■ Exercise
Read through the records below and copy each line that uses the word "this".

■ Recorded information
------
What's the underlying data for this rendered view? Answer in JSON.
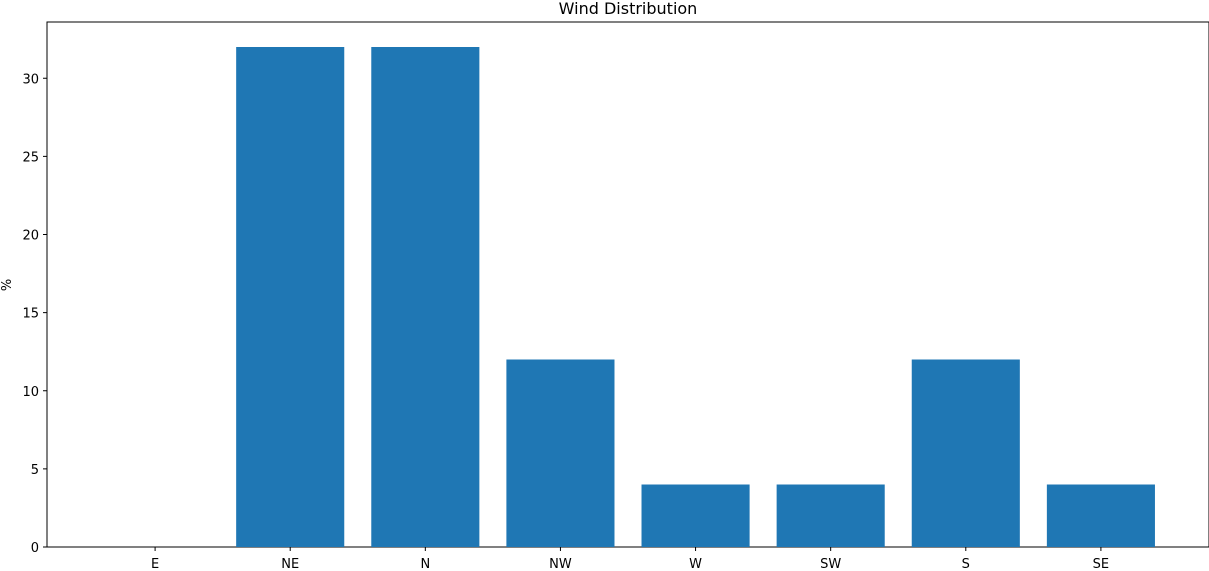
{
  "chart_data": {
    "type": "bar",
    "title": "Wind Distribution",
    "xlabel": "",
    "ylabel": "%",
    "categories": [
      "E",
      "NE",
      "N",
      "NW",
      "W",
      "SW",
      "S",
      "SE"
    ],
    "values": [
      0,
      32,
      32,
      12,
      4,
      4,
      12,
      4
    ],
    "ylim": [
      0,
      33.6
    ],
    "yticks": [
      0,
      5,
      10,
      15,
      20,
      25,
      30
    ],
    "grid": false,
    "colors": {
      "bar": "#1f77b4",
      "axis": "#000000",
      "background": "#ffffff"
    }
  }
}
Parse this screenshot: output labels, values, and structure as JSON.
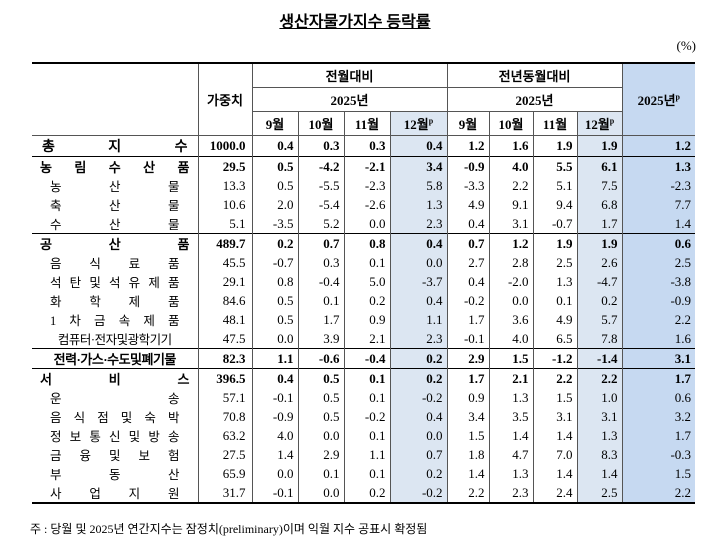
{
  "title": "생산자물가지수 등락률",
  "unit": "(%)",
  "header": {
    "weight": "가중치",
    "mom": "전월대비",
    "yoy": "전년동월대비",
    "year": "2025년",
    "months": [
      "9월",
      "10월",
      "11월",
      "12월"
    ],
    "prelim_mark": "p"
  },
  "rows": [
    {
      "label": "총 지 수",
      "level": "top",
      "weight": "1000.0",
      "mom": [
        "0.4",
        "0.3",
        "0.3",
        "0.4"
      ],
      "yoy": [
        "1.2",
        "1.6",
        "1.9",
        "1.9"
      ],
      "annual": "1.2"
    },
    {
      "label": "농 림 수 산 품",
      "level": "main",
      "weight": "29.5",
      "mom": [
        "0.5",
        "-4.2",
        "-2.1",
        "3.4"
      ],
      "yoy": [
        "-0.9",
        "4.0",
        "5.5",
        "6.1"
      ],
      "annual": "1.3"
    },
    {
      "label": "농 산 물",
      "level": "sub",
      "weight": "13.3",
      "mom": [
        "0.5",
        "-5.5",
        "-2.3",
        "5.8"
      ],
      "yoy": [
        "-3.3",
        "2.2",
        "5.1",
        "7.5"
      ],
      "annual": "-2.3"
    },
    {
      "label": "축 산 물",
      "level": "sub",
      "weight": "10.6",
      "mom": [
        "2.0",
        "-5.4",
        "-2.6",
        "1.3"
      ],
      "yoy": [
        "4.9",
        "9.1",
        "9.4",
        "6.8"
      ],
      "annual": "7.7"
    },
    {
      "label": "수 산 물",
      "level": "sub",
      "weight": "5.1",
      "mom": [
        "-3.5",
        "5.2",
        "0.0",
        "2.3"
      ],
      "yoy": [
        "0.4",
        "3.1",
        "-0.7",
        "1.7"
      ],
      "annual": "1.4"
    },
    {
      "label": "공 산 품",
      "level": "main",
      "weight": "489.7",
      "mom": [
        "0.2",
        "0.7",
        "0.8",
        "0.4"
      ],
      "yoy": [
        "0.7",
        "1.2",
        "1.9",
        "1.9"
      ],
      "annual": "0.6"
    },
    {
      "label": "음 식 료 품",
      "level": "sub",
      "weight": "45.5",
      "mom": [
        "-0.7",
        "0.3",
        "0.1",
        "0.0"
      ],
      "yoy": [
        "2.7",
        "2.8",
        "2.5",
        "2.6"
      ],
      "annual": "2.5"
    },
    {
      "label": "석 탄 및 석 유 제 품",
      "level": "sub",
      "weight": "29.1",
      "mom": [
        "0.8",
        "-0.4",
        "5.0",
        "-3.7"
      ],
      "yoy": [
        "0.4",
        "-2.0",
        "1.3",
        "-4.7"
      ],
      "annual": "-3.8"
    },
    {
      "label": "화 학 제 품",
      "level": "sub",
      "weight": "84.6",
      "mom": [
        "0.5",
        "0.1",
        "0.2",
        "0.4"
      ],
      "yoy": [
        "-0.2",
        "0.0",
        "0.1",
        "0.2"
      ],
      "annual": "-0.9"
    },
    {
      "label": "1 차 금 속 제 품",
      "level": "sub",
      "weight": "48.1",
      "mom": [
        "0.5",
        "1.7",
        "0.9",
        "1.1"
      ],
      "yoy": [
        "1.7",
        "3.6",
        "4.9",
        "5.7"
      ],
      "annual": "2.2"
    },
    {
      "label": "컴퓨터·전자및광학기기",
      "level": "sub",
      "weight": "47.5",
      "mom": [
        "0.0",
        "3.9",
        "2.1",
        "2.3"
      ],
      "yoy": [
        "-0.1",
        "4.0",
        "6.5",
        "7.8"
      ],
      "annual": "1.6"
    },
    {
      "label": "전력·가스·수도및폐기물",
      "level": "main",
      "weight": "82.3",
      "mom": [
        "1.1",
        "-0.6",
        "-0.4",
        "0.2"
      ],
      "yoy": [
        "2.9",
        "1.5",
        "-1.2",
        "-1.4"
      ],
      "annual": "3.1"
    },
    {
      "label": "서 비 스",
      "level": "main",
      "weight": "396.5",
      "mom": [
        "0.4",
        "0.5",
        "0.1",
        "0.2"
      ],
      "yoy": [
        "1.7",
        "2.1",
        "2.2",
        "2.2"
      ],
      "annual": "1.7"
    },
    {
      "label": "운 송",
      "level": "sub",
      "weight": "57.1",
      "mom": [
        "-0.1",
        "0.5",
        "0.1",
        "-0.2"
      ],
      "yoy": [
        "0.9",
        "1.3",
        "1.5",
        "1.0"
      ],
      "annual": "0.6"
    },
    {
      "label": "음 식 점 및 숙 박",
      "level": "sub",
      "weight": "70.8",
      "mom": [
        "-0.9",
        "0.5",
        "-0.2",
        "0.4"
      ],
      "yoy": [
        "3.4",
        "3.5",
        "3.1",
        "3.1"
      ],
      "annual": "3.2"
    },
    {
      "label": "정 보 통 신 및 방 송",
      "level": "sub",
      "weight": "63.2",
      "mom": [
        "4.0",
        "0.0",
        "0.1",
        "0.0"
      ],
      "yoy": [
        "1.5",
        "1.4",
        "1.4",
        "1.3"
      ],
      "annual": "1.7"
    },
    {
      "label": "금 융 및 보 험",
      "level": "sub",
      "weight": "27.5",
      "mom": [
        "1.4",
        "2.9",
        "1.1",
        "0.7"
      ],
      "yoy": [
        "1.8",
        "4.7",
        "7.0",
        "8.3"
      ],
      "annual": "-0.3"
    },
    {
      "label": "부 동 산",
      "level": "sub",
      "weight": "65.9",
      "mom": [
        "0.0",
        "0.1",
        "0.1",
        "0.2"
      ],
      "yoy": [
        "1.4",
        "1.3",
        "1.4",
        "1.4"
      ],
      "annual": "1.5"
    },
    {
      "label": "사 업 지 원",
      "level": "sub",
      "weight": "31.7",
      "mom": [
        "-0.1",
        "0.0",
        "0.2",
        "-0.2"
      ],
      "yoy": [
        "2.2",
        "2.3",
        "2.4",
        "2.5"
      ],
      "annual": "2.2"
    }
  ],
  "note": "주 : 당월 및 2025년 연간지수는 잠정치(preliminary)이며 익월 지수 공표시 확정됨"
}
------
■ Task response
What's the underlying data for this rendered view? Answer in JSON.
Parse this screenshot: output labels, values, and structure as JSON.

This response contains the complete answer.